▶ _Exercise_:
Track down every line below that holds "automation" and copy it.

(Entries with figure data)
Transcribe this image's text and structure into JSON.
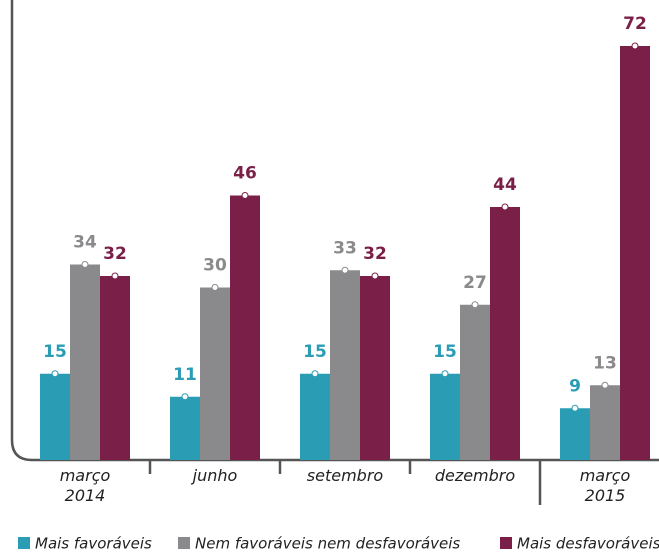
{
  "chart_data": {
    "type": "bar",
    "categories": [
      "março\n2014",
      "junho",
      "setembro",
      "dezembro",
      "março\n2015"
    ],
    "series": [
      {
        "name": "Mais favoráveis",
        "color": "#2a9db5",
        "values": [
          15,
          11,
          15,
          15,
          9
        ]
      },
      {
        "name": "Nem favoráveis nem desfavoráveis",
        "color": "#8a8a8c",
        "values": [
          34,
          30,
          33,
          27,
          13
        ]
      },
      {
        "name": "Mais desfavoráveis",
        "color": "#7a1f47",
        "values": [
          32,
          46,
          32,
          44,
          72
        ]
      }
    ],
    "ylim": [
      0,
      80
    ],
    "grid": false
  }
}
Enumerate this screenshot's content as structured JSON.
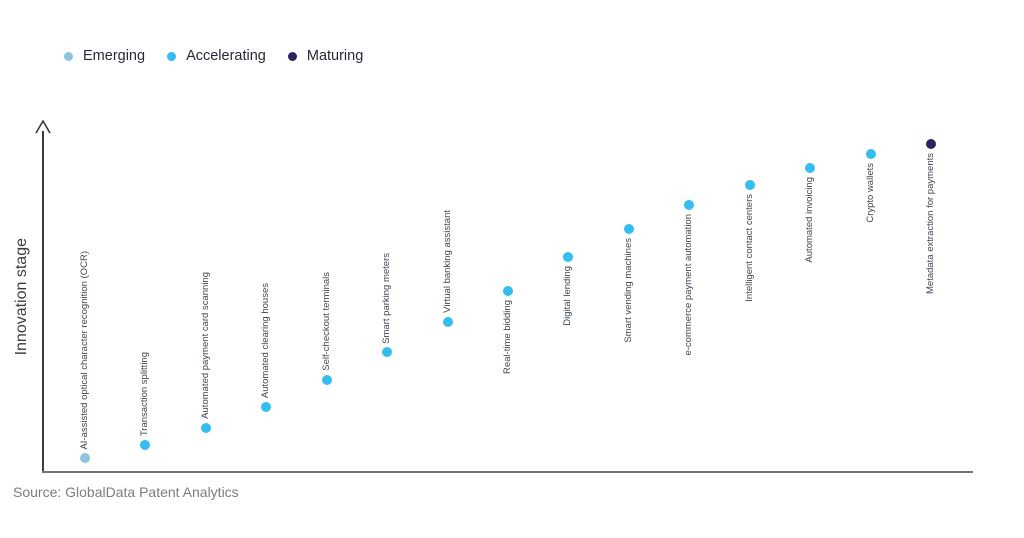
{
  "legend": {
    "items": [
      {
        "label": "Emerging",
        "color": "#90c3de"
      },
      {
        "label": "Accelerating",
        "color": "#35bdf2"
      },
      {
        "label": "Maturing",
        "color": "#2d2364"
      }
    ]
  },
  "axes": {
    "y_label": "Innovation stage"
  },
  "footer": {
    "source": "Source: GlobalData Patent Analytics"
  },
  "chart_data": {
    "type": "scatter",
    "title": "",
    "xlabel": "",
    "ylabel": "Innovation stage",
    "grid": false,
    "x_axis_ticks": "none",
    "y_axis_ticks": "none",
    "legend_position": "top-left",
    "ylim": [
      0,
      1
    ],
    "categories": [
      "AI-assisted optical character recognition (OCR)",
      "Transaction splitting",
      "Automated payment card scanning",
      "Automated clearing houses",
      "Self-checkout terminals",
      "Smart parking meters",
      "Virtual banking assistant",
      "Real-time bidding",
      "Digital lending",
      "Smart vending machines",
      "e-commerce payment automation",
      "Intelligent contact centers",
      "Automated invoicing",
      "Crypto wallets",
      "Metadata extraction for payments"
    ],
    "points": [
      {
        "label": "AI-assisted optical character recognition (OCR)",
        "stage": "Emerging",
        "value": 0.04
      },
      {
        "label": "Transaction splitting",
        "stage": "Accelerating",
        "value": 0.08
      },
      {
        "label": "Automated payment card scanning",
        "stage": "Accelerating",
        "value": 0.13
      },
      {
        "label": "Automated clearing houses",
        "stage": "Accelerating",
        "value": 0.19
      },
      {
        "label": "Self-checkout terminals",
        "stage": "Accelerating",
        "value": 0.27
      },
      {
        "label": "Smart parking meters",
        "stage": "Accelerating",
        "value": 0.35
      },
      {
        "label": "Virtual banking assistant",
        "stage": "Accelerating",
        "value": 0.44
      },
      {
        "label": "Real-time bidding",
        "stage": "Accelerating",
        "value": 0.53
      },
      {
        "label": "Digital lending",
        "stage": "Accelerating",
        "value": 0.63
      },
      {
        "label": "Smart vending machines",
        "stage": "Accelerating",
        "value": 0.71
      },
      {
        "label": "e-commerce payment automation",
        "stage": "Accelerating",
        "value": 0.78
      },
      {
        "label": "Intelligent contact centers",
        "stage": "Accelerating",
        "value": 0.84
      },
      {
        "label": "Automated invoicing",
        "stage": "Accelerating",
        "value": 0.89
      },
      {
        "label": "Crypto wallets",
        "stage": "Accelerating",
        "value": 0.93
      },
      {
        "label": "Metadata extraction for payments",
        "stage": "Maturing",
        "value": 0.96
      }
    ]
  }
}
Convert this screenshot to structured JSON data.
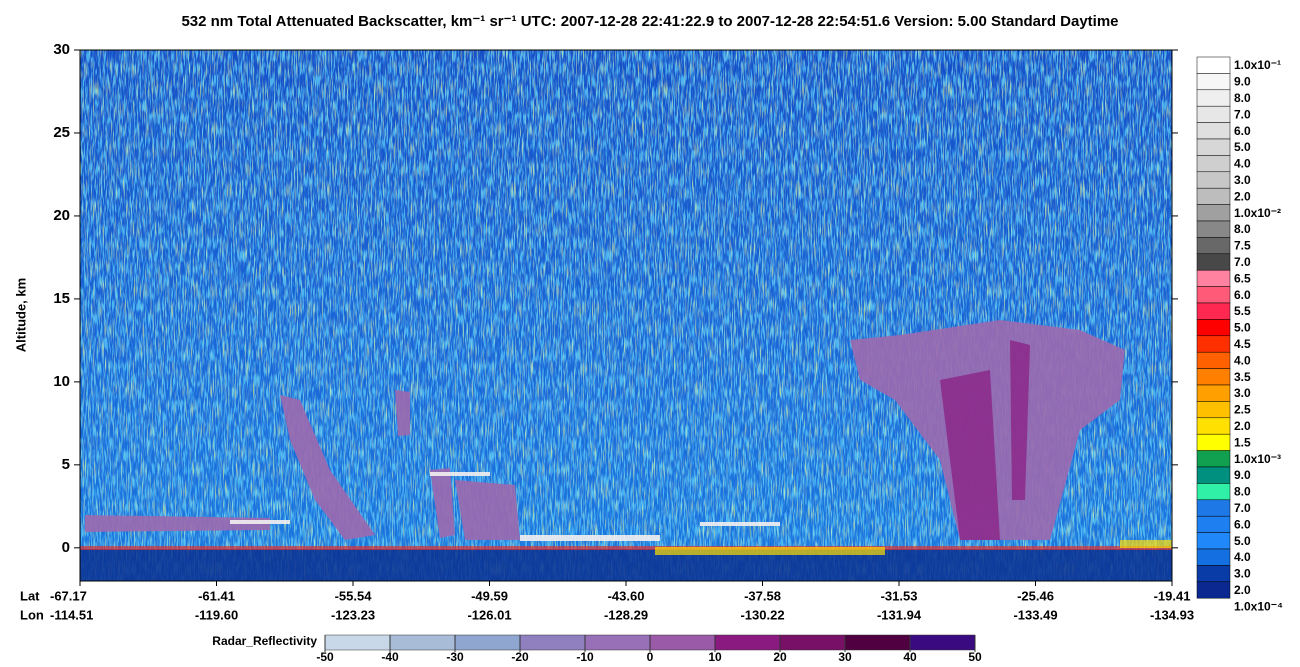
{
  "chart_data": {
    "type": "curtain",
    "title": "532 nm Total Attenuated Backscatter, km⁻¹ sr⁻¹    UTC:  2007-12-28 22:41:22.9  to  2007-12-28 22:54:51.6    Version: 5.00  Standard  Daytime",
    "ylabel": "Altitude, km",
    "ylim": [
      -2,
      30
    ],
    "yticks": [
      0,
      5,
      10,
      15,
      20,
      25,
      30
    ],
    "x_rows": [
      {
        "name": "Lat",
        "labels": [
          "-67.17",
          "-61.41",
          "-55.54",
          "-49.59",
          "-43.60",
          "-37.58",
          "-31.53",
          "-25.46",
          "-19.41"
        ]
      },
      {
        "name": "Lon",
        "labels": [
          "-114.51",
          "-119.60",
          "-123.23",
          "-126.01",
          "-128.29",
          "-130.22",
          "-131.94",
          "-133.49",
          "-134.93"
        ]
      }
    ],
    "colorbar": {
      "labels": [
        "1.0x10⁻¹",
        "9.0",
        "8.0",
        "7.0",
        "6.0",
        "5.0",
        "4.0",
        "3.0",
        "2.0",
        "1.0x10⁻²",
        "8.0",
        "7.5",
        "7.0",
        "6.5",
        "6.0",
        "5.5",
        "5.0",
        "4.5",
        "4.0",
        "3.5",
        "3.0",
        "2.5",
        "2.0",
        "1.5",
        "1.0x10⁻³",
        "9.0",
        "8.0",
        "7.0",
        "6.0",
        "5.0",
        "4.0",
        "3.0",
        "2.0",
        "1.0x10⁻⁴"
      ],
      "colors": [
        "#ffffff",
        "#f7f7f7",
        "#efefef",
        "#e7e7e7",
        "#dfdfdf",
        "#d7d7d7",
        "#cfcfcf",
        "#c7c7c7",
        "#bdbdbd",
        "#a0a0a0",
        "#888888",
        "#686868",
        "#484848",
        "#ff82a0",
        "#ff5a78",
        "#ff2850",
        "#ff0000",
        "#ff3000",
        "#ff6000",
        "#ff8000",
        "#ffa000",
        "#ffc000",
        "#ffe000",
        "#ffff00",
        "#10a050",
        "#009080",
        "#30f0a8",
        "#1e78e6",
        "#1e80f0",
        "#2088f8",
        "#1470e0",
        "#0a3ca8",
        "#0a2890"
      ]
    },
    "radar_colorbar": {
      "label": "Radar_Reflectivity",
      "ticks": [
        -50,
        -40,
        -30,
        -20,
        -10,
        0,
        10,
        20,
        30,
        40,
        50
      ],
      "colors": [
        "#c8d8e8",
        "#a8bcd8",
        "#8ea6d0",
        "#9080c0",
        "#9870b8",
        "#9a5aa8",
        "#8a1a80",
        "#781068",
        "#500040",
        "#3a0a80"
      ]
    }
  }
}
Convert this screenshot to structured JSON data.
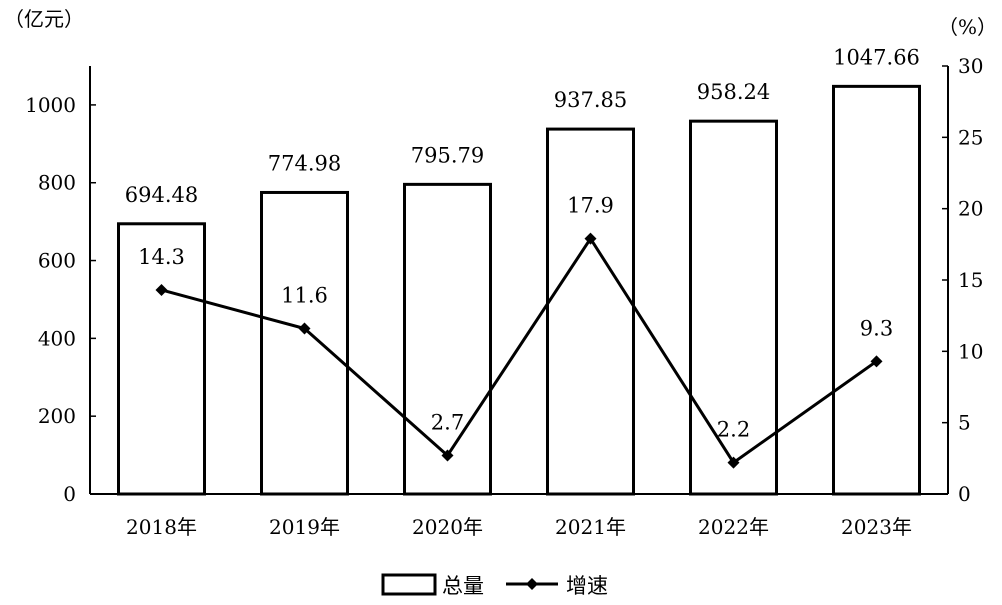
{
  "chart_data": {
    "type": "bar",
    "categories": [
      "2018年",
      "2019年",
      "2020年",
      "2021年",
      "2022年",
      "2023年"
    ],
    "series": [
      {
        "name": "总量",
        "type": "bar",
        "axis": "left",
        "values": [
          694.48,
          774.98,
          795.79,
          937.85,
          958.24,
          1047.66
        ],
        "labels": [
          "694.48",
          "774.98",
          "795.79",
          "937.85",
          "958.24",
          "1047.66"
        ]
      },
      {
        "name": "增速",
        "type": "line",
        "axis": "right",
        "values": [
          14.3,
          11.6,
          2.7,
          17.9,
          2.2,
          9.3
        ],
        "labels": [
          "14.3",
          "11.6",
          "2.7",
          "17.9",
          "2.2",
          "9.3"
        ]
      }
    ],
    "y_left": {
      "unit": "（亿元）",
      "ylim": [
        0,
        1100
      ],
      "ticks": [
        0,
        200,
        400,
        600,
        800,
        1000
      ],
      "tick_labels": [
        "0",
        "200",
        "400",
        "600",
        "800",
        "1000"
      ]
    },
    "y_right": {
      "unit": "（%）",
      "ylim": [
        0,
        30
      ],
      "ticks": [
        0,
        5,
        10,
        15,
        20,
        25,
        30
      ],
      "tick_labels": [
        "0",
        "5",
        "10",
        "15",
        "20",
        "25",
        "30"
      ]
    },
    "grid": false,
    "legend_position": "bottom-center",
    "colors": {
      "bar_fill": "#ffffff",
      "stroke": "#000000",
      "line": "#000000"
    }
  }
}
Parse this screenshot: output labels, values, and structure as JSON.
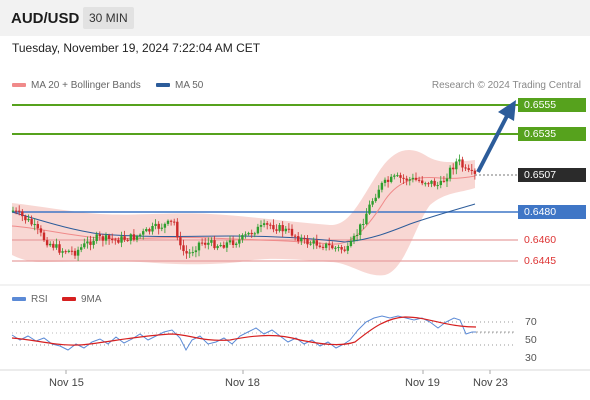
{
  "header": {
    "pair": "AUD/USD",
    "timeframe": "30 MIN"
  },
  "timestamp": "Tuesday, November 19, 2024 7:22:04 AM CET",
  "legend": {
    "ma20": "MA 20 + Bollinger Bands",
    "ma50": "MA 50",
    "ma20_color": "#f08a8a",
    "ma50_color": "#2c5c9a"
  },
  "credit": "Research © 2024 Trading Central",
  "levels": [
    {
      "value": "0.6555",
      "kind": "resistance",
      "color": "#56a21d"
    },
    {
      "value": "0.6535",
      "kind": "resistance",
      "color": "#56a21d"
    },
    {
      "value": "0.6507",
      "kind": "last-price",
      "color": "#2b2b2b"
    },
    {
      "value": "0.6480",
      "kind": "pivot",
      "color": "#3f76c6"
    },
    {
      "value": "0.6460",
      "kind": "support",
      "color": "#e05555"
    },
    {
      "value": "0.6445",
      "kind": "support",
      "color": "#e05555"
    }
  ],
  "rsi": {
    "label": "RSI",
    "ma_label": "9MA",
    "rsi_color": "#5b8ad6",
    "ma_color": "#d62020",
    "ticks": [
      "70",
      "50",
      "30"
    ]
  },
  "xaxis": [
    "Nov 15",
    "Nov 18",
    "Nov 19",
    "Nov 23"
  ],
  "colors": {
    "up": "#2e9e2e",
    "down": "#cc2a2a",
    "bb_fill": "#f6c9c4",
    "arrow": "#2c5c9a"
  }
}
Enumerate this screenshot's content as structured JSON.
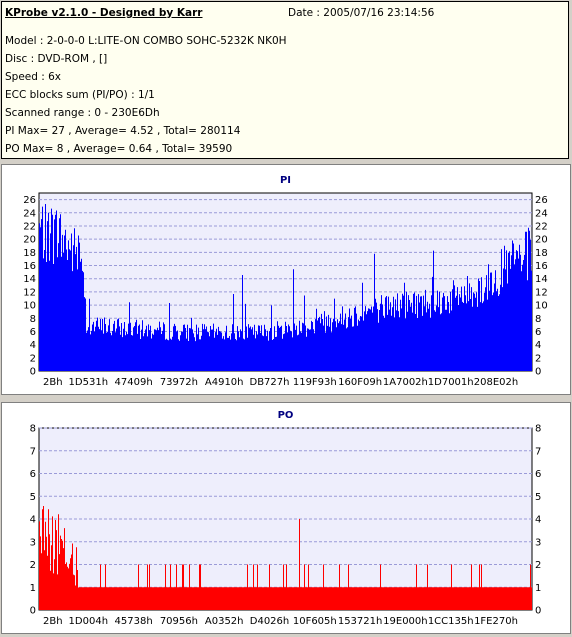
{
  "header": {
    "title": "KProbe v2.1.0 - Designed by Karr",
    "date": "Date : 2005/07/16 23:14:56",
    "lines": [
      "Model : 2-0-0-0 L:LITE-ON COMBO SOHC-5232K NK0H",
      "Disc : DVD-ROM ,  []",
      "Speed : 6x",
      "ECC blocks sum (PI/PO) : 1/1",
      "Scanned range : 0 - 230E6Dh",
      "PI Max= 27 , Average= 4.52 , Total= 280114",
      "PO Max= 8 , Average= 0.64 , Total= 39590"
    ]
  },
  "colors": {
    "pi": "#0000ff",
    "po": "#ff0000",
    "plot_bg": "#eeeefc",
    "grid": "#9a9ad8"
  },
  "chart_data": [
    {
      "type": "bar",
      "title": "PI",
      "ylim": [
        0,
        27
      ],
      "yticks": [
        "0",
        "2",
        "4",
        "6",
        "8",
        "10",
        "12",
        "14",
        "16",
        "18",
        "20",
        "22",
        "24",
        "26"
      ],
      "xticks": [
        "2Bh",
        "1D531h",
        "47409h",
        "73972h",
        "A4910h",
        "DB727h",
        "119F93h",
        "160F09h",
        "1A7002h",
        "1D7001h",
        "208E02h"
      ],
      "grid": "horizontal dashed",
      "profile": [
        {
          "x": 0,
          "v": 22
        },
        {
          "x": 0.04,
          "v": 21
        },
        {
          "x": 0.09,
          "v": 17
        },
        {
          "x": 0.095,
          "v": 7
        },
        {
          "x": 0.3,
          "v": 6
        },
        {
          "x": 0.45,
          "v": 6
        },
        {
          "x": 0.55,
          "v": 7
        },
        {
          "x": 0.7,
          "v": 10
        },
        {
          "x": 0.82,
          "v": 11
        },
        {
          "x": 0.9,
          "v": 13
        },
        {
          "x": 0.96,
          "v": 17
        },
        {
          "x": 1.0,
          "v": 18
        }
      ]
    },
    {
      "type": "bar",
      "title": "PO",
      "ylim": [
        0,
        8
      ],
      "yticks": [
        "0",
        "1",
        "2",
        "3",
        "4",
        "5",
        "6",
        "7",
        "8"
      ],
      "xticks": [
        "2Bh",
        "1D004h",
        "45738h",
        "70956h",
        "A0352h",
        "D4026h",
        "10F605h",
        "153721h",
        "19E000h",
        "1CC135h",
        "1FE270h"
      ],
      "grid": "horizontal dashed",
      "profile": [
        {
          "x": 0,
          "v": 3.5
        },
        {
          "x": 0.04,
          "v": 3
        },
        {
          "x": 0.075,
          "v": 2
        },
        {
          "x": 0.08,
          "v": 1
        },
        {
          "x": 1.0,
          "v": 1
        }
      ]
    }
  ]
}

▶ _Expected answer_:
      "e-commerce payment automation",
        "label": "e-commerce payment automation",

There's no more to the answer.